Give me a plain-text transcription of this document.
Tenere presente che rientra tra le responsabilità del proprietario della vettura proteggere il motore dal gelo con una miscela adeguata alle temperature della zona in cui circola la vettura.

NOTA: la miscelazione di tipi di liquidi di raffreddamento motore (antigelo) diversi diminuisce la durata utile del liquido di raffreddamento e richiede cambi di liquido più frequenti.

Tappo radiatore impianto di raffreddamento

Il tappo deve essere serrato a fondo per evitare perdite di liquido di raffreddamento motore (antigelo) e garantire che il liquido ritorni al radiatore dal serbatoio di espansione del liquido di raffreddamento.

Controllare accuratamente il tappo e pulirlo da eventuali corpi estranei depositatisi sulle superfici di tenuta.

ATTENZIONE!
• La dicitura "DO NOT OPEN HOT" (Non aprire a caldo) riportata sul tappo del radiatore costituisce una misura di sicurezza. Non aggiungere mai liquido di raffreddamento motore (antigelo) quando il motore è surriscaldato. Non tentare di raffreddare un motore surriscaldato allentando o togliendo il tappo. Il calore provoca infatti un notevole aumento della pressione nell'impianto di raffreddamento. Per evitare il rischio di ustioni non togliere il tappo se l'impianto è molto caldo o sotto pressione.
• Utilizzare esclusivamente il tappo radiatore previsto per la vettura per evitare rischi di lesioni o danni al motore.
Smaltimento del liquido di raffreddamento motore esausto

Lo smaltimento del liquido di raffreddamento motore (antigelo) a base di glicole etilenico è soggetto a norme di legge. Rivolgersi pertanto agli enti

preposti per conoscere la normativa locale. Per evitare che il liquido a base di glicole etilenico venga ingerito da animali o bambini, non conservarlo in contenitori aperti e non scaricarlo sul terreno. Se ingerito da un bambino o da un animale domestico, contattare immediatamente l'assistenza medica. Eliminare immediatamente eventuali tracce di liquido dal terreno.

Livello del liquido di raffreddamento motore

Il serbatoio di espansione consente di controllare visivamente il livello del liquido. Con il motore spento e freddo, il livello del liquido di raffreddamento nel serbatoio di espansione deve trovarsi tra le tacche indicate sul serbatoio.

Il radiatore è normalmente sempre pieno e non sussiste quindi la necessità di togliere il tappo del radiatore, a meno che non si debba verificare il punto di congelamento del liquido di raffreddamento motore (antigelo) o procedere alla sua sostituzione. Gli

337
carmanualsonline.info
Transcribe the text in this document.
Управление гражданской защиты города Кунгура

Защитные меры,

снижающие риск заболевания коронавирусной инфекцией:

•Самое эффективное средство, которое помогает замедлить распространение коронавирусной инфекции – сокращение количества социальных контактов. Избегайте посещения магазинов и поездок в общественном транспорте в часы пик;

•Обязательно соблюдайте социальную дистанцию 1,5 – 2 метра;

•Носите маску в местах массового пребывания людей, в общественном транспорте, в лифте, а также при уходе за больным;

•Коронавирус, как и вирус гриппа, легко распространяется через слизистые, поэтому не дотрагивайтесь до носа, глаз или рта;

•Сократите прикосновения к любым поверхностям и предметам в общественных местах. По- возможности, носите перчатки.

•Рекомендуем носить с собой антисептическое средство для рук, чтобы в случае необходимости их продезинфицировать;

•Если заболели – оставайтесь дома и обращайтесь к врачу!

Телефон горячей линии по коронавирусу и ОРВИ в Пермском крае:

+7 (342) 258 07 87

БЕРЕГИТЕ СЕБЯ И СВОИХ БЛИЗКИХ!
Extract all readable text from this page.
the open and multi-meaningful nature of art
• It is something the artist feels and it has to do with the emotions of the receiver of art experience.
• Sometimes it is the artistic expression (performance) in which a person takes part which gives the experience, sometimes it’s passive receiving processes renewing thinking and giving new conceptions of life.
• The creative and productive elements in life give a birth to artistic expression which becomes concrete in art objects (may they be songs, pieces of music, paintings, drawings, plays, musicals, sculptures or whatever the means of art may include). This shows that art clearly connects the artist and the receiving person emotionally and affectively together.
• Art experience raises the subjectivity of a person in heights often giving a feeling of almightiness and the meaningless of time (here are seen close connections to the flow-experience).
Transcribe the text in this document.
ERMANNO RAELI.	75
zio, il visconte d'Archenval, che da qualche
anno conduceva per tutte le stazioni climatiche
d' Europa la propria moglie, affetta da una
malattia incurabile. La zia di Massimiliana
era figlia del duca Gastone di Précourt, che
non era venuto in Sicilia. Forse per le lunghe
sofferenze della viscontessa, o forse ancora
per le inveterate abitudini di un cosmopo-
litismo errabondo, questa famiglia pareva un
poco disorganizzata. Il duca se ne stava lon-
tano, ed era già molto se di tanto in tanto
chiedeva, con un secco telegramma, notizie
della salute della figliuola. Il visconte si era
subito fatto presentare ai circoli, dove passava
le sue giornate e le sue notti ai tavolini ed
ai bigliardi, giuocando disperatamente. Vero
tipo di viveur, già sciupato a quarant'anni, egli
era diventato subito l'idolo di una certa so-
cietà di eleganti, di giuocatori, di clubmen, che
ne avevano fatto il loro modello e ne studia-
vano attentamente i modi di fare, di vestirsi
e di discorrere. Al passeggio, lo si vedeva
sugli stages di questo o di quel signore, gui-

> _Short problem_
Extract the whole listing, character for character.

> _Exercise result_
Give me a plain-text transcription of this document.
Tenere presente che rientra tra le responsabilità del proprietario della vettura proteggere il motore dal gelo con una miscela adeguata alle temperature della zona in cui circola la vettura.

NOTA: la miscelazione di tipi di liquidi di raffreddamento motore (antigelo) diversi diminuisce la durata utile del liquido di raffreddamento e richiede cambi di liquido più frequenti.

Tappo radiatore impianto di raffreddamento

Il tappo deve essere serrato a fondo per evitare perdite di liquido di raffreddamento motore (antigelo) e garantire che il liquido ritorni al radiatore dal serbatoio di espansione del liquido di raffreddamento.

Controllare accuratamente il tappo e pulirlo da eventuali corpi estranei depositatisi sulle superfici di tenuta.

ATTENZIONE!
• La dicitura "DO NOT OPEN HOT" (Non aprire a caldo) riportata sul tappo del radiatore costituisce una misura di sicurezza. Non aggiungere mai liquido di raffreddamento motore (antigelo) quando il motore è surriscaldato. Non tentare di raffreddare un motore surriscaldato allentando o togliendo il tappo. Il calore provoca infatti un notevole aumento della pressione nell'impianto di raffreddamento. Per evitare il rischio di ustioni non togliere il tappo se l'impianto è molto caldo o sotto pressione.
• Utilizzare esclusivamente il tappo radiatore previsto per la vettura per evitare rischi di lesioni o danni al motore.
Smaltimento del liquido di raffreddamento motore esausto

Lo smaltimento del liquido di raffreddamento motore (antigelo) a base di glicole etilenico è soggetto a norme di legge. Rivolgersi pertanto agli enti

preposti per conoscere la normativa locale. Per evitare che il liquido a base di glicole etilenico venga ingerito da animali o bambini, non conservarlo in contenitori aperti e non scaricarlo sul terreno. Se ingerito da un bambino o da un animale domestico, contattare immediatamente l'assistenza medica. Eliminare immediatamente eventuali tracce di liquido dal terreno.

Livello del liquido di raffreddamento motore

Il serbatoio di espansione consente di controllare visivamente il livello del liquido. Con il motore spento e freddo, il livello del liquido di raffreddamento nel serbatoio di espansione deve trovarsi tra le tacche indicate sul serbatoio.

Il radiatore è normalmente sempre pieno e non sussiste quindi la necessità di togliere il tappo del radiatore, a meno che non si debba verificare il punto di congelamento del liquido di raffreddamento motore (antigelo) o procedere alla sua sostituzione. Gli

337
carmanualsonline.info
Transcribe the text in this document.
Управление гражданской защиты города Кунгура

Защитные меры,

снижающие риск заболевания коронавирусной инфекцией:

•Самое эффективное средство, которое помогает замедлить распространение коронавирусной инфекции – сокращение количества социальных контактов. Избегайте посещения магазинов и поездок в общественном транспорте в часы пик;

•Обязательно соблюдайте социальную дистанцию 1,5 – 2 метра;

•Носите маску в местах массового пребывания людей, в общественном транспорте, в лифте, а также при уходе за больным;

•Коронавирус, как и вирус гриппа, легко распространяется через слизистые, поэтому не дотрагивайтесь до носа, глаз или рта;

•Сократите прикосновения к любым поверхностям и предметам в общественных местах. По- возможности, носите перчатки.

•Рекомендуем носить с собой антисептическое средство для рук, чтобы в случае необходимости их продезинфицировать;

•Если заболели – оставайтесь дома и обращайтесь к врачу!

Телефон горячей линии по коронавирусу и ОРВИ в Пермском крае:

+7 (342) 258 07 87

БЕРЕГИТЕ СЕБЯ И СВОИХ БЛИЗКИХ!
Extract all readable text from this page.
the open and multi-meaningful nature of art
• It is something the artist feels and it has to do with the emotions of the receiver of art experience.
• Sometimes it is the artistic expression (performance) in which a person takes part which gives the experience, sometimes it’s passive receiving processes renewing thinking and giving new conceptions of life.
• The creative and productive elements in life give a birth to artistic expression which becomes concrete in art objects (may they be songs, pieces of music, paintings, drawings, plays, musicals, sculptures or whatever the means of art may include). This shows that art clearly connects the artist and the receiving person emotionally and affectively together.
• Art experience raises the subjectivity of a person in heights often giving a feeling of almightiness and the meaningless of time (here are seen close connections to the flow-experience).
Transcribe the text in this document.
ERMANNO RAELI.	75
zio, il visconte d'Archenval, che da qualche
anno conduceva per tutte le stazioni climatiche
d' Europa la propria moglie, affetta da una
malattia incurabile. La zia di Massimiliana
era figlia del duca Gastone di Précourt, che
non era venuto in Sicilia. Forse per le lunghe
sofferenze della viscontessa, o forse ancora
per le inveterate abitudini di un cosmopo-
litismo errabondo, questa famiglia pareva un
poco disorganizzata. Il duca se ne stava lon-
tano, ed era già molto se di tanto in tanto
chiedeva, con un secco telegramma, notizie
della salute della figliuola. Il visconte si era
subito fatto presentare ai circoli, dove passava
le sue giornate e le sue notti ai tavolini ed
ai bigliardi, giuocando disperatamente. Vero
tipo di viveur, già sciupato a quarant'anni, egli
era diventato subito l'idolo di una certa so-
cietà di eleganti, di giuocatori, di clubmen, che
ne avevano fatto il loro modello e ne studia-
vano attentamente i modi di fare, di vestirsi
e di discorrere. Al passeggio, lo si vedeva
sugli stages di questo o di quel signore, gui-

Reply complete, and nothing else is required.